- TEXT -
▬▬▬▬▬▬▬▬▬▬
The Myth of Writer’s Block

I came across this quote from author Lois Lowry over on Goodreads earlier this week. Someone asked, “What is the writing process for you…and how do you get over writers block?” Lowry’s response was incredibly simple, an obvious statement that was a lightbulb moment for me: writer’s block is a go-to cop out we authors employ when we are too lazy to buckle down. (I’m paraphrasing.) Here’s what she said:

writersblock

I’m guilty of using writer’s block as an excuse many, many times over the course of the last two years spent working on this novel. And sometimes I don’t even blame writer’s block, but rather I admit to my own incapability of prioritizing. (“Last weekend was just too busy, I didn’t even have time to think about writing.”) But writer’s block is a no-questions-asked response that people sort of expect you to give at some point if you’re a writer.

Lowry is right, though.

Writer’s block doesn’t exist. You just don’t feel like writing.
▬▬▬▬▬▬▬▬▬▬
- EXERCISE TASK -
Transcribe the post on writer's block word for word, from its title through its final line.

(Rows from a layout dataset)
▬▬▬▬▬▬▬▬▬▬
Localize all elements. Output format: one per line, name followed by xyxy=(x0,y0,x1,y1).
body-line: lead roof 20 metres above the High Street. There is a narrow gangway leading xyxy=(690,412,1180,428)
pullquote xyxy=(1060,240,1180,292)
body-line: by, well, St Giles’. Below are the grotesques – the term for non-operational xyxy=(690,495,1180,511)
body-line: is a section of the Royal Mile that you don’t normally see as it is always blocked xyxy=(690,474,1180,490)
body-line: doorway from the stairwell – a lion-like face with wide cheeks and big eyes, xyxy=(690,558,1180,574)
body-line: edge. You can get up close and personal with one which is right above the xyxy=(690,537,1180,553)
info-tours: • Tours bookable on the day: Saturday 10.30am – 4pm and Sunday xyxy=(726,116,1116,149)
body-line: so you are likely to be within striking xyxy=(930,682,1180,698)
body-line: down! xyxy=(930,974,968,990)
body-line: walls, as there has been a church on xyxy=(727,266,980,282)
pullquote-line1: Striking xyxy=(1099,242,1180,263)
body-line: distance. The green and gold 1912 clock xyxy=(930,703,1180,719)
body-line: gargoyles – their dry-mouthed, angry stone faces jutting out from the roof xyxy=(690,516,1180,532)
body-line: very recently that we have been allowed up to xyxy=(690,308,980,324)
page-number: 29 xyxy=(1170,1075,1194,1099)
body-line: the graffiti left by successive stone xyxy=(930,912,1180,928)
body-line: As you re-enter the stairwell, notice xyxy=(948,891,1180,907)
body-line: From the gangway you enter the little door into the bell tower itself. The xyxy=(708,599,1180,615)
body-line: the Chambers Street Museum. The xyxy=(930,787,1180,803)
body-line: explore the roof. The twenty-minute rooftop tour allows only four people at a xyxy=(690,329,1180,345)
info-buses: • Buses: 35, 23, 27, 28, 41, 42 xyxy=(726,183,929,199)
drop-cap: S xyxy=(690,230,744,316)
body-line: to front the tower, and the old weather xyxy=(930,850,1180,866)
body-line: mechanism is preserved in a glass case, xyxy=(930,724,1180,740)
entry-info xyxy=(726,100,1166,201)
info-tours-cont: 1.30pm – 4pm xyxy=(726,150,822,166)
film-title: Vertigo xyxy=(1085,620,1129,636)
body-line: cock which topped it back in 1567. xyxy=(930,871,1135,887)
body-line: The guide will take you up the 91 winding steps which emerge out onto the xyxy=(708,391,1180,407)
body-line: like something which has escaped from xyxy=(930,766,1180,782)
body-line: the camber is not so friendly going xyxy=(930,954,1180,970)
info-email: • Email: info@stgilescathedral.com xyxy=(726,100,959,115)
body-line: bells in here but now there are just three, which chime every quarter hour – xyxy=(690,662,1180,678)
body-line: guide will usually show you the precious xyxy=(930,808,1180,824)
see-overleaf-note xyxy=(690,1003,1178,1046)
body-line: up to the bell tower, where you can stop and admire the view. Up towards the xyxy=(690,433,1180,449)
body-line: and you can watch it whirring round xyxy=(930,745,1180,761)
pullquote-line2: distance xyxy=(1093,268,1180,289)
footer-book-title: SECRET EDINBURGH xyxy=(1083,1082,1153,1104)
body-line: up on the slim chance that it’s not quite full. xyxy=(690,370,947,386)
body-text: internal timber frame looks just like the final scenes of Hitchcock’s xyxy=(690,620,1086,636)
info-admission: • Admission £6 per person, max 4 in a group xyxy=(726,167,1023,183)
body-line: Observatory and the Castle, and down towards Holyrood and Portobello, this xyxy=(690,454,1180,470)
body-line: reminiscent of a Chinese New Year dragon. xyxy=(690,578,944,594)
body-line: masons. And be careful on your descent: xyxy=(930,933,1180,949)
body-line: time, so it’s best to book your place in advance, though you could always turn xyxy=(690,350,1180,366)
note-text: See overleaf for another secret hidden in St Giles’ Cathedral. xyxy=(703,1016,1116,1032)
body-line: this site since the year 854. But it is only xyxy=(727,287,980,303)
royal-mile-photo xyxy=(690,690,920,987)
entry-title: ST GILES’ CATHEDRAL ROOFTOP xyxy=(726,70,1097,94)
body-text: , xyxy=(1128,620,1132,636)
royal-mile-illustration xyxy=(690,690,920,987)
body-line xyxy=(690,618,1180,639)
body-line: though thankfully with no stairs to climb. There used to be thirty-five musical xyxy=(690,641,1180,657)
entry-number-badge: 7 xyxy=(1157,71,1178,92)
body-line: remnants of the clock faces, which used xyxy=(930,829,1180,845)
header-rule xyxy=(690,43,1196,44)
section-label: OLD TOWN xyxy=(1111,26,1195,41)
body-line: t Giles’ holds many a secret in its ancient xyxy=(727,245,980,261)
▬▬▬▬▬▬▬▬▬▬
- WRITTEN SOLUTION -
The Myth of Writer’s Block

I came across this quote from author Lois Lowry over on Goodreads earlier this week. Someone asked, “What is the writing process for you…and how do you get over writers block?” Lowry’s response was incredibly simple, an obvious statement that was a lightbulb moment for me: writer’s block is a go-to cop out we authors employ when we are too lazy to buckle down. (I’m paraphrasing.) Here’s what she said:

writersblock

I’m guilty of using writer’s block as an excuse many, many times over the course of the last two years spent working on this novel. And sometimes I don’t even blame writer’s block, but rather I admit to my own incapability of prioritizing. (“Last weekend was just too busy, I didn’t even have time to think about writing.”) But writer’s block is a no-questions-asked response that people sort of expect you to give at some point if you’re a writer.

Lowry is right, though.

Writer’s block doesn’t exist. You just don’t feel like writing.